PROBLEM REQUIREMENTS: Copy each line below that contains "panel".

DATASET ROWS:

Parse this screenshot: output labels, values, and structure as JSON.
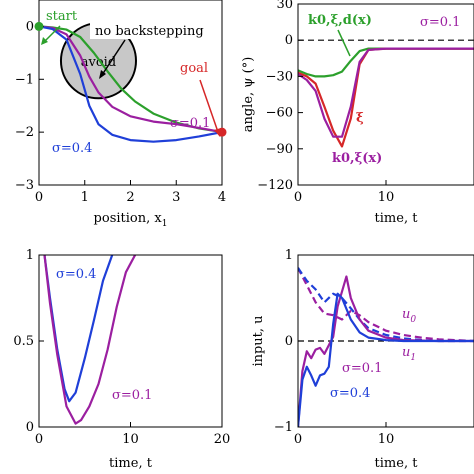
{
  "chart_data": [
    {
      "type": "line",
      "panel": "trajectory",
      "xlabel": "position, x",
      "xlabel_sub": "1",
      "xlim": [
        0,
        4
      ],
      "ylim": [
        -3,
        0.5
      ],
      "xticks": [
        "0",
        "1",
        "2",
        "3",
        "4"
      ],
      "yticks": [
        "0",
        "−1",
        "−2",
        "−3"
      ],
      "obstacle": {
        "label": "avoid",
        "cx": 1.3,
        "cy": -0.65,
        "r": 0.82
      },
      "start": {
        "label": "start",
        "x": 0,
        "y": 0
      },
      "goal": {
        "label": "goal",
        "x": 4,
        "y": -2
      },
      "series": [
        {
          "name": "no backstepping",
          "color": "#2ca02c",
          "x": [
            0,
            0.3,
            0.6,
            0.9,
            1.2,
            1.5,
            1.8,
            2.1,
            2.5,
            3.0,
            3.5,
            4.0
          ],
          "y": [
            0,
            -0.02,
            -0.06,
            -0.2,
            -0.5,
            -0.85,
            -1.18,
            -1.42,
            -1.65,
            -1.82,
            -1.93,
            -2.0
          ]
        },
        {
          "name": "σ=0.1",
          "color": "#9b1fa0",
          "x": [
            0,
            0.3,
            0.6,
            0.9,
            1.1,
            1.3,
            1.6,
            2.0,
            2.5,
            3.0,
            3.5,
            4.0
          ],
          "y": [
            0,
            -0.03,
            -0.15,
            -0.55,
            -0.95,
            -1.25,
            -1.52,
            -1.7,
            -1.8,
            -1.85,
            -1.92,
            -2.0
          ]
        },
        {
          "name": "σ=0.4",
          "color": "#1f3fd8",
          "x": [
            0,
            0.3,
            0.6,
            0.9,
            1.1,
            1.3,
            1.6,
            2.0,
            2.5,
            3.0,
            3.5,
            4.0
          ],
          "y": [
            0,
            -0.05,
            -0.25,
            -0.9,
            -1.5,
            -1.85,
            -2.05,
            -2.15,
            -2.18,
            -2.15,
            -2.08,
            -2.0
          ]
        }
      ],
      "annotations": [
        {
          "text": "start",
          "color": "#2ca02c"
        },
        {
          "text": "no backstepping",
          "color": "#000000"
        },
        {
          "text": "goal",
          "color": "#d62728"
        },
        {
          "text": "σ=0.1",
          "color": "#9b1fa0"
        },
        {
          "text": "σ=0.4",
          "color": "#1f3fd8"
        }
      ]
    },
    {
      "type": "line",
      "panel": "angle",
      "xlabel": "time, t",
      "ylabel": "angle, ψ (°)",
      "xlim": [
        0,
        20
      ],
      "ylim": [
        -120,
        30
      ],
      "xticks": [
        "0",
        "10"
      ],
      "xtick_values": [
        0,
        10
      ],
      "yticks": [
        "30",
        "0",
        "−30",
        "−60",
        "−90",
        "−120"
      ],
      "ytick_values": [
        30,
        0,
        -30,
        -60,
        -90,
        -120
      ],
      "series": [
        {
          "name": "k0,ξ,d(x)",
          "color": "#2ca02c",
          "x": [
            0,
            1,
            2,
            3,
            4,
            5,
            6,
            7,
            8,
            10,
            12,
            16,
            20
          ],
          "y": [
            -25,
            -28,
            -30,
            -30,
            -29,
            -26,
            -17,
            -9,
            -7,
            -7,
            -7,
            -7,
            -7
          ]
        },
        {
          "name": "ξ",
          "color": "#d62728",
          "x": [
            0,
            1,
            2,
            3,
            4,
            5,
            6,
            7,
            8,
            10,
            12,
            16,
            20
          ],
          "y": [
            -27,
            -30,
            -36,
            -55,
            -75,
            -88,
            -65,
            -20,
            -8,
            -7,
            -7,
            -7,
            -7
          ]
        },
        {
          "name": "k0,ξ(x)",
          "color": "#9b1fa0",
          "x": [
            0,
            1,
            2,
            3,
            4,
            5,
            6,
            7,
            8,
            10,
            12,
            16,
            20
          ],
          "y": [
            -28,
            -33,
            -42,
            -65,
            -80,
            -80,
            -55,
            -18,
            -8,
            -7,
            -7,
            -7,
            -7
          ]
        }
      ],
      "annotations": [
        {
          "text": "σ=0.1",
          "color": "#9b1fa0"
        },
        {
          "text": "k0,ξ,d(x)",
          "color": "#2ca02c"
        },
        {
          "text": "ξ",
          "color": "#d62728"
        },
        {
          "text": "k0,ξ(x)",
          "color": "#9b1fa0"
        }
      ]
    },
    {
      "type": "line",
      "panel": "barrier",
      "xlabel": "time, t",
      "xlim": [
        0,
        20
      ],
      "ylim": [
        0,
        1
      ],
      "xticks": [
        "0",
        "10",
        "20"
      ],
      "xtick_values": [
        0,
        10,
        20
      ],
      "yticks": [
        "1",
        "0.5",
        "0"
      ],
      "ytick_values": [
        1,
        0.5,
        0
      ],
      "series": [
        {
          "name": "σ=0.4",
          "color": "#1f3fd8",
          "x": [
            0.6,
            1.2,
            2,
            2.8,
            3.3,
            4,
            5,
            6,
            7,
            8
          ],
          "y": [
            1.0,
            0.75,
            0.45,
            0.22,
            0.15,
            0.2,
            0.4,
            0.62,
            0.85,
            1.0
          ]
        },
        {
          "name": "σ=0.1",
          "color": "#9b1fa0",
          "x": [
            0.6,
            1.2,
            2,
            3,
            4,
            4.6,
            5.5,
            6.5,
            7.5,
            8.5,
            9.5,
            10.5
          ],
          "y": [
            1.0,
            0.72,
            0.42,
            0.12,
            0.02,
            0.04,
            0.12,
            0.25,
            0.45,
            0.7,
            0.9,
            1.0
          ]
        }
      ],
      "annotations": [
        {
          "text": "σ=0.4",
          "color": "#1f3fd8"
        },
        {
          "text": "σ=0.1",
          "color": "#9b1fa0"
        }
      ]
    },
    {
      "type": "line",
      "panel": "input",
      "xlabel": "time, t",
      "ylabel": "input, u",
      "xlim": [
        0,
        20
      ],
      "ylim": [
        -1,
        1
      ],
      "xticks": [
        "0",
        "10"
      ],
      "xtick_values": [
        0,
        10
      ],
      "yticks": [
        "1",
        "0",
        "−1"
      ],
      "ytick_values": [
        1,
        0,
        -1
      ],
      "series": [
        {
          "name": "u0 σ=0.1",
          "color": "#9b1fa0",
          "dashed": true,
          "x": [
            0,
            1,
            2,
            3,
            4,
            5,
            6,
            7,
            8,
            10,
            12,
            14,
            16,
            20
          ],
          "y": [
            0.85,
            0.65,
            0.45,
            0.32,
            0.3,
            0.25,
            0.35,
            0.3,
            0.22,
            0.12,
            0.07,
            0.04,
            0.02,
            0.0
          ]
        },
        {
          "name": "u0 σ=0.4",
          "color": "#1f3fd8",
          "dashed": true,
          "x": [
            0,
            1,
            2,
            3,
            4,
            5,
            6,
            7,
            8,
            10,
            12,
            14,
            16,
            20
          ],
          "y": [
            0.85,
            0.7,
            0.6,
            0.45,
            0.55,
            0.5,
            0.38,
            0.25,
            0.15,
            0.07,
            0.03,
            0.01,
            0.0,
            0.0
          ]
        },
        {
          "name": "u1 σ=0.1",
          "color": "#9b1fa0",
          "dashed": false,
          "x": [
            0,
            0.5,
            1,
            1.5,
            2,
            2.5,
            3,
            3.5,
            4,
            4.5,
            5.5,
            6,
            7,
            8,
            10,
            12,
            16,
            20
          ],
          "y": [
            -1.0,
            -0.35,
            -0.12,
            -0.2,
            -0.1,
            -0.08,
            -0.15,
            -0.05,
            0.05,
            0.4,
            0.75,
            0.5,
            0.25,
            0.12,
            0.04,
            0.01,
            0.0,
            0.0
          ]
        },
        {
          "name": "u1 σ=0.4",
          "color": "#1f3fd8",
          "dashed": false,
          "x": [
            0,
            0.5,
            1,
            1.5,
            2,
            2.5,
            3,
            3.5,
            4,
            4.5,
            5,
            6,
            7,
            8,
            10,
            12,
            20
          ],
          "y": [
            -1.0,
            -0.45,
            -0.3,
            -0.4,
            -0.52,
            -0.4,
            -0.38,
            -0.3,
            0.2,
            0.55,
            0.5,
            0.25,
            0.1,
            0.04,
            0.01,
            0.0,
            0.0
          ]
        }
      ],
      "annotations": [
        {
          "text": "u",
          "sub": "0",
          "color": "#9b1fa0"
        },
        {
          "text": "u",
          "sub": "1",
          "color": "#9b1fa0"
        },
        {
          "text": "σ=0.1",
          "color": "#9b1fa0"
        },
        {
          "text": "σ=0.4",
          "color": "#1f3fd8"
        }
      ]
    }
  ]
}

EXERCISE ANSWER:
      "panel": "trajectory",
      "panel": "angle",
      "panel": "barrier",
      "panel": "input",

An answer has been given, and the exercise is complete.